**Collected data**:
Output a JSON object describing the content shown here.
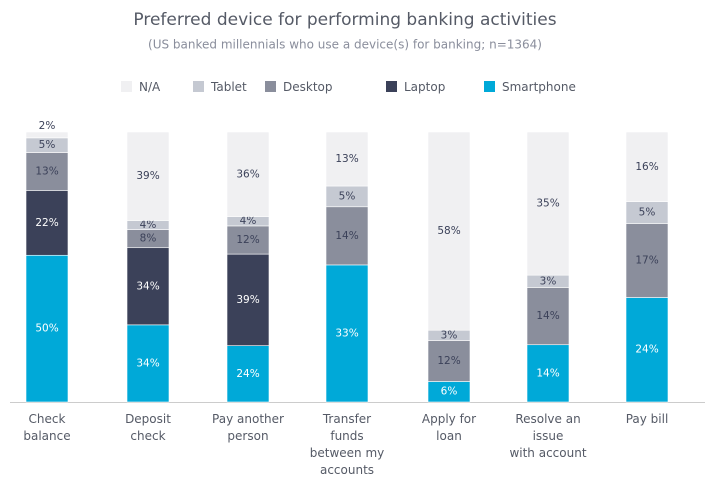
{
  "chart_data": {
    "type": "bar",
    "stacked": true,
    "percent_stacked": true,
    "title": "Preferred device for performing banking activities",
    "subtitle": "(US banked millennials who use a device(s) for banking; n=1364)",
    "categories": [
      "Check\nbalance",
      "Deposit\ncheck",
      "Pay another\nperson",
      "Transfer\nfunds\nbetween my\naccounts",
      "Apply for\nloan",
      "Resolve an\nissue\nwith account",
      "Pay bill"
    ],
    "series": [
      {
        "name": "Smartphone",
        "color": "#00a9d8",
        "values": [
          50,
          34,
          24,
          33,
          6,
          14,
          24
        ],
        "value_labels": [
          "50%",
          "34%",
          "24%",
          "33%",
          "6%",
          "14%",
          "24%"
        ]
      },
      {
        "name": "Laptop",
        "color": "#3b4159",
        "values": [
          22,
          34,
          39,
          null,
          null,
          null,
          null
        ],
        "value_labels": [
          "22%",
          "34%",
          "39%",
          null,
          null,
          null,
          null
        ]
      },
      {
        "name": "Desktop",
        "color": "#8a8e9c",
        "values": [
          13,
          8,
          12,
          14,
          12,
          14,
          17
        ],
        "value_labels": [
          "13%",
          "8%",
          "12%",
          "14%",
          "12%",
          "14%",
          "17%"
        ]
      },
      {
        "name": "Tablet",
        "color": "#c5c9d2",
        "values": [
          5,
          4,
          4,
          5,
          3,
          3,
          5
        ],
        "value_labels": [
          "5%",
          "4%",
          "4%",
          "5%",
          "3%",
          "3%",
          "5%"
        ]
      },
      {
        "name": "N/A",
        "color": "#f0f0f2",
        "values": [
          2,
          39,
          36,
          13,
          58,
          35,
          16
        ],
        "value_labels": [
          "2%",
          "39%",
          "36%",
          "13%",
          "58%",
          "35%",
          "16%"
        ]
      }
    ],
    "legend": "top"
  }
}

**DO THIS**: Collect from the data above every line that includes "color".

**TASK ANSWER**:
        "color": "#00a9d8",
        "color": "#3b4159",
        "color": "#8a8e9c",
        "color": "#c5c9d2",
        "color": "#f0f0f2",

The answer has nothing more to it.